───── Data in this exercise ─────

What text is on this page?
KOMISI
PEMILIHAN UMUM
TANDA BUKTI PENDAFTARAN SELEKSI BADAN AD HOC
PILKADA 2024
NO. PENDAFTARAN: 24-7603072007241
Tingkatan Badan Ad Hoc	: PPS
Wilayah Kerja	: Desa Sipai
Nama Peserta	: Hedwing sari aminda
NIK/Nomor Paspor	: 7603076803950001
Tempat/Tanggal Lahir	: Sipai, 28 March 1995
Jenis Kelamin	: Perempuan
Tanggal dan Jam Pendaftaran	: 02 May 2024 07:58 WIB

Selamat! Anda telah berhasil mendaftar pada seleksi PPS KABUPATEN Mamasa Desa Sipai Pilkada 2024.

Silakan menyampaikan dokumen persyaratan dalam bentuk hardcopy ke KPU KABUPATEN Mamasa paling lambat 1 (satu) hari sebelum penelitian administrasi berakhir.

─────

* **Request**
What is the number of lines in the listing above that contain the string "Tanggal"? Give only the number.

* **Complete response**
2